What is expected>
Show each line that has the string "Project" in it.

[Stored data]
▽

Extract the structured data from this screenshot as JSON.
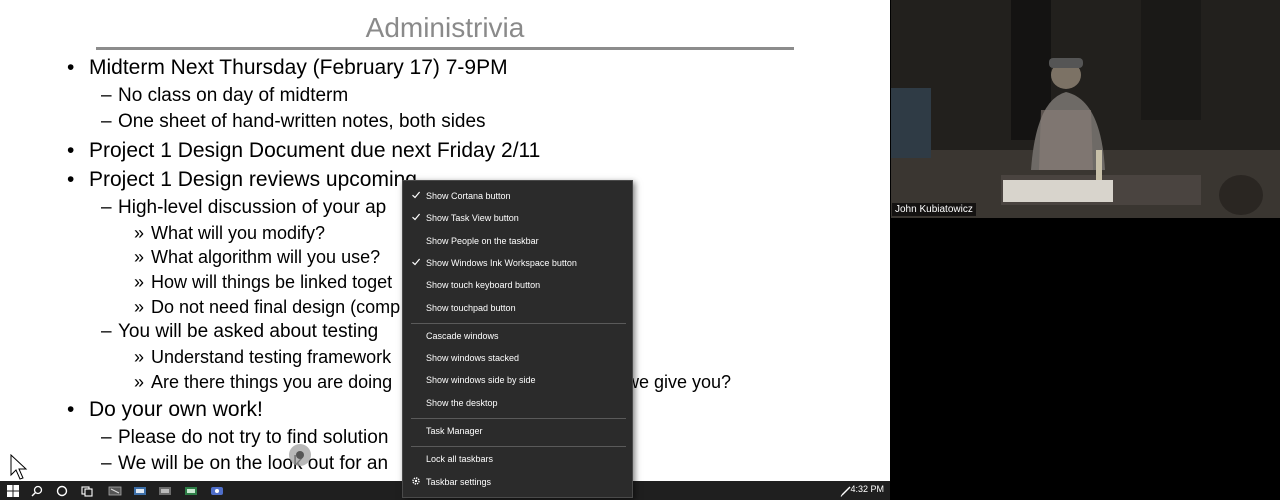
{
  "slide": {
    "title": "Administrivia",
    "lines": [
      {
        "level": 1,
        "bullet": "•",
        "text": "Midterm Next Thursday (February 17) 7-9PM"
      },
      {
        "level": 2,
        "bullet": "–",
        "text": "No class on day of midterm"
      },
      {
        "level": 2,
        "bullet": "–",
        "text": "One sheet of hand-written notes, both sides"
      },
      {
        "level": 1,
        "bullet": "•",
        "text": "Project 1 Design Document due next Friday 2/11"
      },
      {
        "level": 1,
        "bullet": "•",
        "text": "Project 1 Design reviews upcoming"
      },
      {
        "level": 2,
        "bullet": "–",
        "text": "High-level discussion of your ap"
      },
      {
        "level": 3,
        "bullet": "»",
        "text": "What will you modify?"
      },
      {
        "level": 3,
        "bullet": "»",
        "text": "What algorithm will you use?"
      },
      {
        "level": 3,
        "bullet": "»",
        "text": "How will things be linked toget"
      },
      {
        "level": 3,
        "bullet": "»",
        "text": "Do not need final design (comp"
      },
      {
        "level": 2,
        "bullet": "–",
        "text": "You will be asked about testing"
      },
      {
        "level": 3,
        "bullet": "»",
        "text": "Understand testing framework"
      },
      {
        "level": 3,
        "bullet": "»",
        "text": "Are there things you are doing"
      },
      {
        "level": 1,
        "bullet": "•",
        "text": "Do your own work!"
      },
      {
        "level": 2,
        "bullet": "–",
        "text": "Please do not try to find solution"
      },
      {
        "level": 2,
        "bullet": "–",
        "text": "We will be on the look out for an"
      }
    ],
    "trailing_fragment": "we give you?"
  },
  "video": {
    "speaker_name": "John Kubiatowicz"
  },
  "context_menu": {
    "items": [
      {
        "label": "Show Cortana button",
        "checked": true
      },
      {
        "label": "Show Task View button",
        "checked": true
      },
      {
        "label": "Show People on the taskbar",
        "checked": false
      },
      {
        "label": "Show Windows Ink Workspace button",
        "checked": true
      },
      {
        "label": "Show touch keyboard button",
        "checked": false
      },
      {
        "label": "Show touchpad button",
        "checked": false
      },
      {
        "separator": true
      },
      {
        "label": "Cascade windows",
        "checked": false
      },
      {
        "label": "Show windows stacked",
        "checked": false
      },
      {
        "label": "Show windows side by side",
        "checked": false
      },
      {
        "label": "Show the desktop",
        "checked": false
      },
      {
        "separator": true
      },
      {
        "label": "Task Manager",
        "checked": false
      },
      {
        "separator": true
      },
      {
        "label": "Lock all taskbars",
        "checked": false
      },
      {
        "label": "Taskbar settings",
        "checked": false,
        "icon": "gear-icon"
      }
    ]
  },
  "taskbar": {
    "clock": "4:32 PM",
    "icons": [
      "windows-start-icon",
      "search-icon",
      "cortana-icon",
      "task-view-icon",
      "app-icon-1",
      "app-icon-2",
      "app-icon-3",
      "app-icon-4",
      "app-icon-5"
    ],
    "tray_icons": [
      "pen-icon"
    ],
    "accent_color": "#1f1f1f"
  },
  "colors": {
    "slide_title": "#8a8a8a",
    "menu_bg": "#2b2b2b",
    "menu_text": "#ffffff"
  }
}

△

Output>
        "text": "Project 1 Design Document due next Friday 2/11"
        "text": "Project 1 Design reviews upcoming"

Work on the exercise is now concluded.